[WORK REQUIRED] Quote every line of the data below as it stands, omitting pictures.

[SUPPLIED RECORDS]
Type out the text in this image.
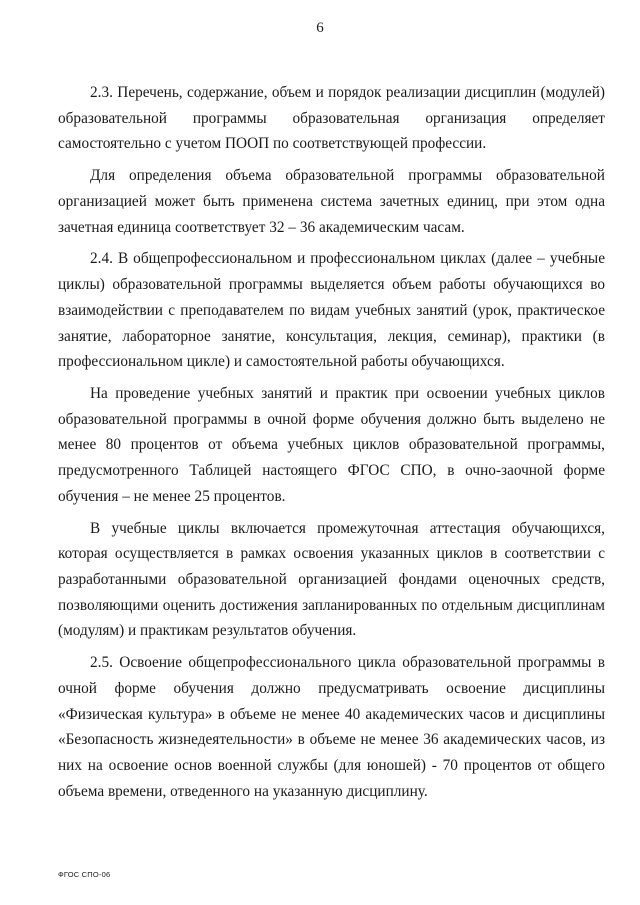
6

2.3. Перечень, содержание, объем и порядок реализации дисциплин (модулей) образовательной программы образовательная организация определяет самостоятельно с учетом ПООП по соответствующей профессии.

Для определения объема образовательной программы образовательной организацией может быть применена система зачетных единиц, при этом одна зачетная единица соответствует 32 – 36 академическим часам.

2.4. В общепрофессиональном и профессиональном циклах (далее – учебные циклы) образовательной программы выделяется объем работы обучающихся во взаимодействии с преподавателем по видам учебных занятий (урок, практическое занятие, лабораторное занятие, консультация, лекция, семинар), практики (в профессиональном цикле) и самостоятельной работы обучающихся.

На проведение учебных занятий и практик при освоении учебных циклов образовательной программы в очной форме обучения должно быть выделено не менее 80 процентов от объема учебных циклов образовательной программы, предусмотренного Таблицей настоящего ФГОС СПО, в очно-заочной форме обучения – не менее 25 процентов.

В учебные циклы включается промежуточная аттестация обучающихся, которая осуществляется в рамках освоения указанных циклов в соответствии с разработанными образовательной организацией фондами оценочных средств, позволяющими оценить достижения запланированных по отдельным дисциплинам (модулям) и практикам результатов обучения.

2.5. Освоение общепрофессионального цикла образовательной программы в очной форме обучения должно предусматривать освоение дисциплины «Физическая культура» в объеме не менее 40 академических часов и дисциплины «Безопасность жизнедеятельности» в объеме не менее 36 академических часов, из них на освоение основ военной службы (для юношей) - 70 процентов от общего объема времени, отведенного на указанную дисциплину.

ФГОС СПО-06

[FINAL RESULT]
Type out the text in this image.
6

2.3. Перечень, содержание, объем и порядок реализации дисциплин (модулей) образовательной программы образовательная организация определяет самостоятельно с учетом ПООП по соответствующей профессии.

Для определения объема образовательной программы образовательной организацией может быть применена система зачетных единиц, при этом одна зачетная единица соответствует 32 – 36 академическим часам.

2.4. В общепрофессиональном и профессиональном циклах (далее – учебные циклы) образовательной программы выделяется объем работы обучающихся во взаимодействии с преподавателем по видам учебных занятий (урок, практическое занятие, лабораторное занятие, консультация, лекция, семинар), практики (в профессиональном цикле) и самостоятельной работы обучающихся.

На проведение учебных занятий и практик при освоении учебных циклов образовательной программы в очной форме обучения должно быть выделено не менее 80 процентов от объема учебных циклов образовательной программы, предусмотренного Таблицей настоящего ФГОС СПО, в очно-заочной форме обучения – не менее 25 процентов.

В учебные циклы включается промежуточная аттестация обучающихся, которая осуществляется в рамках освоения указанных циклов в соответствии с разработанными образовательной организацией фондами оценочных средств, позволяющими оценить достижения запланированных по отдельным дисциплинам (модулям) и практикам результатов обучения.

2.5. Освоение общепрофессионального цикла образовательной программы в очной форме обучения должно предусматривать освоение дисциплины «Физическая культура» в объеме не менее 40 академических часов и дисциплины «Безопасность жизнедеятельности» в объеме не менее 36 академических часов, из них на освоение основ военной службы (для юношей) - 70 процентов от общего объема времени, отведенного на указанную дисциплину.

ФГОС СПО-06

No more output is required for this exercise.